Provided records:
++++
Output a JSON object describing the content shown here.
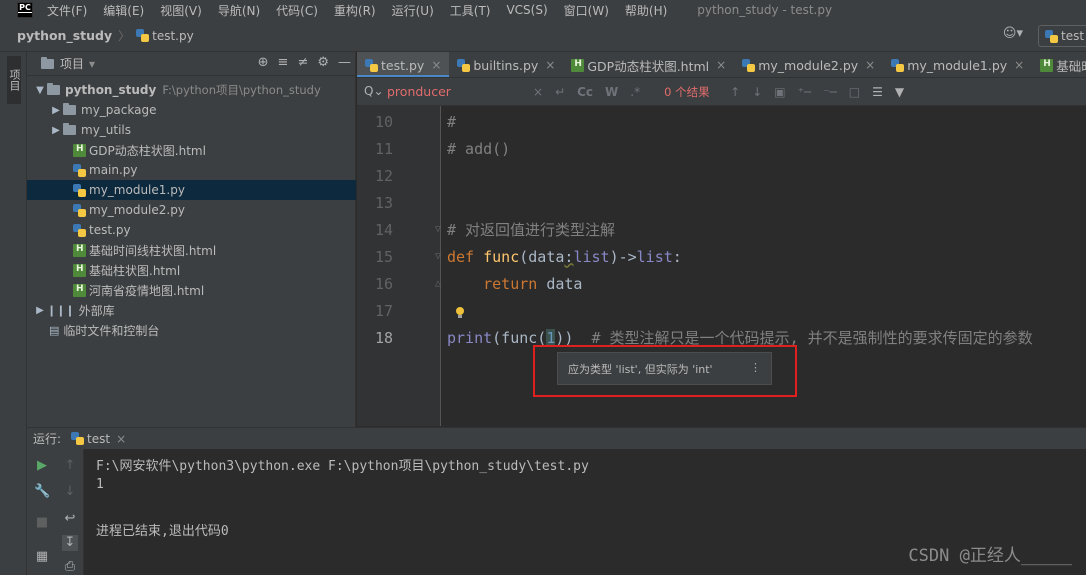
{
  "menubar": {
    "logo": "PC",
    "items": [
      "文件(F)",
      "编辑(E)",
      "视图(V)",
      "导航(N)",
      "代码(C)",
      "重构(R)",
      "运行(U)",
      "工具(T)",
      "VCS(S)",
      "窗口(W)",
      "帮助(H)"
    ],
    "window_title": "python_study - test.py"
  },
  "breadcrumb": {
    "project": "python_study",
    "file": "test.py"
  },
  "toolbar": {
    "run_config": "test"
  },
  "left_stripe": {
    "project_label": "项目"
  },
  "project_panel": {
    "title": "项目",
    "root": {
      "name": "python_study",
      "path": "F:\\python项目\\python_study"
    },
    "items": [
      {
        "name": "my_package",
        "type": "folder"
      },
      {
        "name": "my_utils",
        "type": "folder"
      },
      {
        "name": "GDP动态柱状图.html",
        "type": "html"
      },
      {
        "name": "main.py",
        "type": "py"
      },
      {
        "name": "my_module1.py",
        "type": "py",
        "selected": true
      },
      {
        "name": "my_module2.py",
        "type": "py"
      },
      {
        "name": "test.py",
        "type": "py"
      },
      {
        "name": "基础时间线柱状图.html",
        "type": "html"
      },
      {
        "name": "基础柱状图.html",
        "type": "html"
      },
      {
        "name": "河南省疫情地图.html",
        "type": "html"
      }
    ],
    "external_libs": "外部库",
    "scratches": "临时文件和控制台"
  },
  "tabs": [
    {
      "label": "test.py",
      "type": "py",
      "active": true
    },
    {
      "label": "builtins.py",
      "type": "py"
    },
    {
      "label": "GDP动态柱状图.html",
      "type": "html"
    },
    {
      "label": "my_module2.py",
      "type": "py"
    },
    {
      "label": "my_module1.py",
      "type": "py"
    },
    {
      "label": "基础时间线柱",
      "type": "html"
    }
  ],
  "find": {
    "query": "pronducer",
    "result": "0 个结果",
    "case_label": "Cc",
    "word_label": "W",
    "regex_label": ".*"
  },
  "editor": {
    "lines": [
      {
        "num": "10",
        "text": "#"
      },
      {
        "num": "11",
        "text": "# add()"
      },
      {
        "num": "12",
        "text": ""
      },
      {
        "num": "13",
        "text": ""
      },
      {
        "num": "14",
        "text": "# 对返回值进行类型注解"
      },
      {
        "num": "15",
        "kw1": "def ",
        "fn": "func",
        "p1": "(data",
        "p2": ":",
        "bi1": "list",
        "p3": ")->",
        "bi2": "list",
        "p4": ":"
      },
      {
        "num": "16",
        "kw1": "    return ",
        "p1": "data"
      },
      {
        "num": "17",
        "text": ""
      },
      {
        "num": "18",
        "bi1": "print",
        "p1": "(func(",
        "num_lit": "1",
        "p2": "))  ",
        "comment": "# 类型注解只是一个代码提示, 并不是强制性的要求传固定的参数"
      }
    ],
    "tooltip": "应为类型 'list', 但实际为 'int'"
  },
  "run": {
    "label": "运行:",
    "tab": "test",
    "console": [
      "F:\\网安软件\\python3\\python.exe F:\\python项目\\python_study\\test.py",
      "1",
      "",
      "进程已结束,退出代码0"
    ]
  },
  "watermark": "CSDN @正经人_____",
  "colors": {
    "background": "#2b2b2b",
    "panel": "#3c3f41",
    "keyword": "#cc7832",
    "function": "#ffc66d",
    "comment": "#808080",
    "builtin": "#8888c6",
    "highlight_box": "#e0201f",
    "search_no_match": "#e06c6c"
  }
}
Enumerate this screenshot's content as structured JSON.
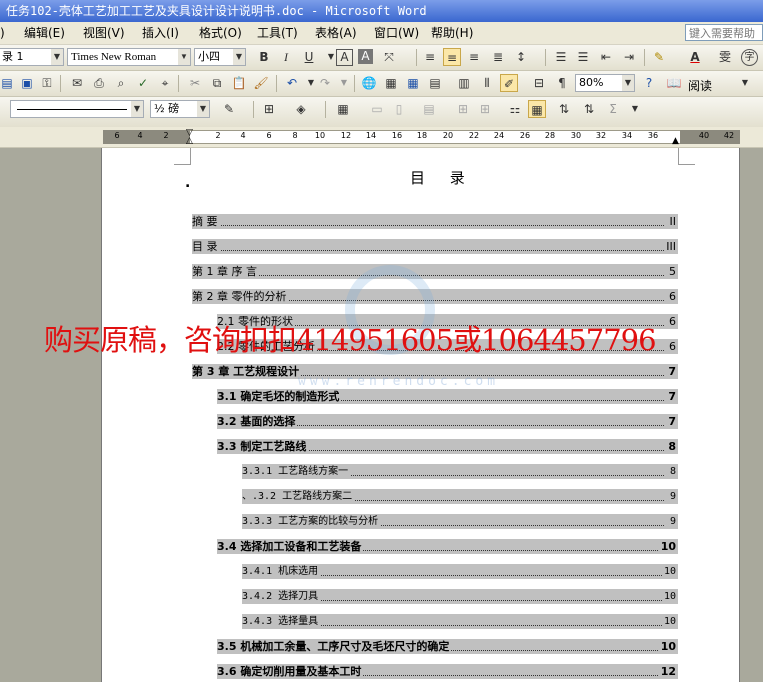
{
  "window": {
    "title": "任务102-壳体工艺加工工艺及夹具设计设计说明书.doc - Microsoft Word"
  },
  "menu": {
    "items": [
      "编辑(E)",
      "视图(V)",
      "插入(I)",
      "格式(O)",
      "工具(T)",
      "表格(A)",
      "窗口(W)",
      "帮助(H)"
    ],
    "help_placeholder": "键入需要帮助"
  },
  "formatting": {
    "style": "录 1",
    "font": "Times New Roman",
    "size": "小四",
    "bold": "B",
    "italic": "I",
    "underline": "U",
    "char_border": "A",
    "char_shading": "A",
    "font_color": "A",
    "phonetic": "雯",
    "enclose": "字"
  },
  "standard": {
    "zoom": "80%",
    "read_label": "阅读"
  },
  "drawing": {
    "line_weight": "½ 磅"
  },
  "ruler": {
    "ticks": [
      "6",
      "4",
      "2",
      "2",
      "4",
      "6",
      "8",
      "10",
      "12",
      "14",
      "16",
      "18",
      "20",
      "22",
      "24",
      "26",
      "28",
      "30",
      "32",
      "34",
      "36",
      "40",
      "42"
    ]
  },
  "document": {
    "heading": "目  录",
    "toc": [
      {
        "text": "摘  要",
        "page": "II",
        "level": 1,
        "bold": false
      },
      {
        "text": "目  录",
        "page": "III",
        "level": 1,
        "bold": false
      },
      {
        "text": "第 1 章  序     言",
        "page": "5",
        "level": 1,
        "bold": false
      },
      {
        "text": "第 2 章  零件的分析",
        "page": "6",
        "level": 1,
        "bold": false
      },
      {
        "text": "2.1 零件的形状",
        "page": "6",
        "level": 2,
        "bold": false
      },
      {
        "text": "2.2 零件的工艺分析",
        "page": "6",
        "level": 2,
        "bold": false
      },
      {
        "text": "第 3 章  工艺规程设计",
        "page": "7",
        "level": 1,
        "bold": true
      },
      {
        "text": "3.1  确定毛坯的制造形式",
        "page": "7",
        "level": 2,
        "bold": true
      },
      {
        "text": "3.2  基面的选择",
        "page": "7",
        "level": 2,
        "bold": true
      },
      {
        "text": "3.3  制定工艺路线",
        "page": "8",
        "level": 2,
        "bold": true
      },
      {
        "text": "3.3.1 工艺路线方案一",
        "page": "8",
        "level": 3,
        "bold": false
      },
      {
        "text": "、.3.2 工艺路线方案二",
        "page": "9",
        "level": 3,
        "bold": false
      },
      {
        "text": "3.3.3 工艺方案的比较与分析",
        "page": "9",
        "level": 3,
        "bold": false
      },
      {
        "text": "3.4  选择加工设备和工艺装备",
        "page": "10",
        "level": 2,
        "bold": true
      },
      {
        "text": "3.4.1 机床选用",
        "page": "10",
        "level": 3,
        "bold": false
      },
      {
        "text": "3.4.2 选择刀具",
        "page": "10",
        "level": 3,
        "bold": false
      },
      {
        "text": "3.4.3 选择量具",
        "page": "10",
        "level": 3,
        "bold": false
      },
      {
        "text": "3.5  机械加工余量、工序尺寸及毛坯尺寸的确定",
        "page": "10",
        "level": 2,
        "bold": true
      },
      {
        "text": "3.6 确定切削用量及基本工时",
        "page": "12",
        "level": 2,
        "bold": true
      }
    ],
    "watermark_text": "购买原稿，咨询扣扣414951605或1064457796",
    "watermark_site": "www.renrendoc.com"
  }
}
++++
Using the material above, set down every line exactly, but skip the pictures.

Correct answer:
Output a JSON object describing the content shown here.
{
  "menubar": {
    "logo": "PC",
    "items": [
      "文件(F)",
      "编辑(E)",
      "视图(V)",
      "导航(N)",
      "代码(C)",
      "重构(R)",
      "运行(U)",
      "工具(T)",
      "VCS(S)",
      "窗口(W)",
      "帮助(H)"
    ],
    "window_title": "python_study - test.py"
  },
  "breadcrumb": {
    "project": "python_study",
    "file": "test.py"
  },
  "toolbar": {
    "run_config": "test"
  },
  "left_stripe": {
    "project_label": "项目"
  },
  "project_panel": {
    "title": "项目",
    "root": {
      "name": "python_study",
      "path": "F:\\python项目\\python_study"
    },
    "items": [
      {
        "name": "my_package",
        "type": "folder"
      },
      {
        "name": "my_utils",
        "type": "folder"
      },
      {
        "name": "GDP动态柱状图.html",
        "type": "html"
      },
      {
        "name": "main.py",
        "type": "py"
      },
      {
        "name": "my_module1.py",
        "type": "py",
        "selected": true
      },
      {
        "name": "my_module2.py",
        "type": "py"
      },
      {
        "name": "test.py",
        "type": "py"
      },
      {
        "name": "基础时间线柱状图.html",
        "type": "html"
      },
      {
        "name": "基础柱状图.html",
        "type": "html"
      },
      {
        "name": "河南省疫情地图.html",
        "type": "html"
      }
    ],
    "external_libs": "外部库",
    "scratches": "临时文件和控制台"
  },
  "tabs": [
    {
      "label": "test.py",
      "type": "py",
      "active": true
    },
    {
      "label": "builtins.py",
      "type": "py"
    },
    {
      "label": "GDP动态柱状图.html",
      "type": "html"
    },
    {
      "label": "my_module2.py",
      "type": "py"
    },
    {
      "label": "my_module1.py",
      "type": "py"
    },
    {
      "label": "基础时间线柱",
      "type": "html"
    }
  ],
  "find": {
    "query": "pronducer",
    "result": "0 个结果",
    "case_label": "Cc",
    "word_label": "W",
    "regex_label": ".*"
  },
  "editor": {
    "lines": [
      {
        "num": "10",
        "text": "#"
      },
      {
        "num": "11",
        "text": "# add()"
      },
      {
        "num": "12",
        "text": ""
      },
      {
        "num": "13",
        "text": ""
      },
      {
        "num": "14",
        "text": "# 对返回值进行类型注解"
      },
      {
        "num": "15",
        "kw1": "def ",
        "fn": "func",
        "p1": "(data",
        "p2": ":",
        "bi1": "list",
        "p3": ")->",
        "bi2": "list",
        "p4": ":"
      },
      {
        "num": "16",
        "kw1": "    return ",
        "p1": "data"
      },
      {
        "num": "17",
        "text": ""
      },
      {
        "num": "18",
        "bi1": "print",
        "p1": "(func(",
        "num_lit": "1",
        "p2": "))  ",
        "comment": "# 类型注解只是一个代码提示, 并不是强制性的要求传固定的参数"
      }
    ],
    "tooltip": "应为类型 'list', 但实际为 'int'"
  },
  "run": {
    "label": "运行:",
    "tab": "test",
    "console": [
      "F:\\网安软件\\python3\\python.exe F:\\python项目\\python_study\\test.py",
      "1",
      "",
      "进程已结束,退出代码0"
    ]
  },
  "watermark": "CSDN @正经人_____",
  "colors": {
    "background": "#2b2b2b",
    "panel": "#3c3f41",
    "keyword": "#cc7832",
    "function": "#ffc66d",
    "comment": "#808080",
    "builtin": "#8888c6",
    "highlight_box": "#e0201f",
    "search_no_match": "#e06c6c"
  }
}
Enumerate this screenshot's content as structured JSON.
{
  "window": {
    "title": "任务102-壳体工艺加工工艺及夹具设计设计说明书.doc - Microsoft Word"
  },
  "menu": {
    "items": [
      "编辑(E)",
      "视图(V)",
      "插入(I)",
      "格式(O)",
      "工具(T)",
      "表格(A)",
      "窗口(W)",
      "帮助(H)"
    ],
    "help_placeholder": "键入需要帮助"
  },
  "formatting": {
    "style": "录 1",
    "font": "Times New Roman",
    "size": "小四",
    "bold": "B",
    "italic": "I",
    "underline": "U",
    "char_border": "A",
    "char_shading": "A",
    "font_color": "A",
    "phonetic": "雯",
    "enclose": "字"
  },
  "standard": {
    "zoom": "80%",
    "read_label": "阅读"
  },
  "drawing": {
    "line_weight": "½ 磅"
  },
  "ruler": {
    "ticks": [
      "6",
      "4",
      "2",
      "2",
      "4",
      "6",
      "8",
      "10",
      "12",
      "14",
      "16",
      "18",
      "20",
      "22",
      "24",
      "26",
      "28",
      "30",
      "32",
      "34",
      "36",
      "40",
      "42"
    ]
  },
  "document": {
    "heading": "目  录",
    "toc": [
      {
        "text": "摘  要",
        "page": "II",
        "level": 1,
        "bold": false
      },
      {
        "text": "目  录",
        "page": "III",
        "level": 1,
        "bold": false
      },
      {
        "text": "第 1 章  序     言",
        "page": "5",
        "level": 1,
        "bold": false
      },
      {
        "text": "第 2 章  零件的分析",
        "page": "6",
        "level": 1,
        "bold": false
      },
      {
        "text": "2.1 零件的形状",
        "page": "6",
        "level": 2,
        "bold": false
      },
      {
        "text": "2.2 零件的工艺分析",
        "page": "6",
        "level": 2,
        "bold": false
      },
      {
        "text": "第 3 章  工艺规程设计",
        "page": "7",
        "level": 1,
        "bold": true
      },
      {
        "text": "3.1  确定毛坯的制造形式",
        "page": "7",
        "level": 2,
        "bold": true
      },
      {
        "text": "3.2  基面的选择",
        "page": "7",
        "level": 2,
        "bold": true
      },
      {
        "text": "3.3  制定工艺路线",
        "page": "8",
        "level": 2,
        "bold": true
      },
      {
        "text": "3.3.1 工艺路线方案一",
        "page": "8",
        "level": 3,
        "bold": false
      },
      {
        "text": "、.3.2 工艺路线方案二",
        "page": "9",
        "level": 3,
        "bold": false
      },
      {
        "text": "3.3.3 工艺方案的比较与分析",
        "page": "9",
        "level": 3,
        "bold": false
      },
      {
        "text": "3.4  选择加工设备和工艺装备",
        "page": "10",
        "level": 2,
        "bold": true
      },
      {
        "text": "3.4.1 机床选用",
        "page": "10",
        "level": 3,
        "bold": false
      },
      {
        "text": "3.4.2 选择刀具",
        "page": "10",
        "level": 3,
        "bold": false
      },
      {
        "text": "3.4.3 选择量具",
        "page": "10",
        "level": 3,
        "bold": false
      },
      {
        "text": "3.5  机械加工余量、工序尺寸及毛坯尺寸的确定",
        "page": "10",
        "level": 2,
        "bold": true
      },
      {
        "text": "3.6 确定切削用量及基本工时",
        "page": "12",
        "level": 2,
        "bold": true
      }
    ],
    "watermark_text": "购买原稿，咨询扣扣414951605或1064457796",
    "watermark_site": "www.renrendoc.com"
  }
}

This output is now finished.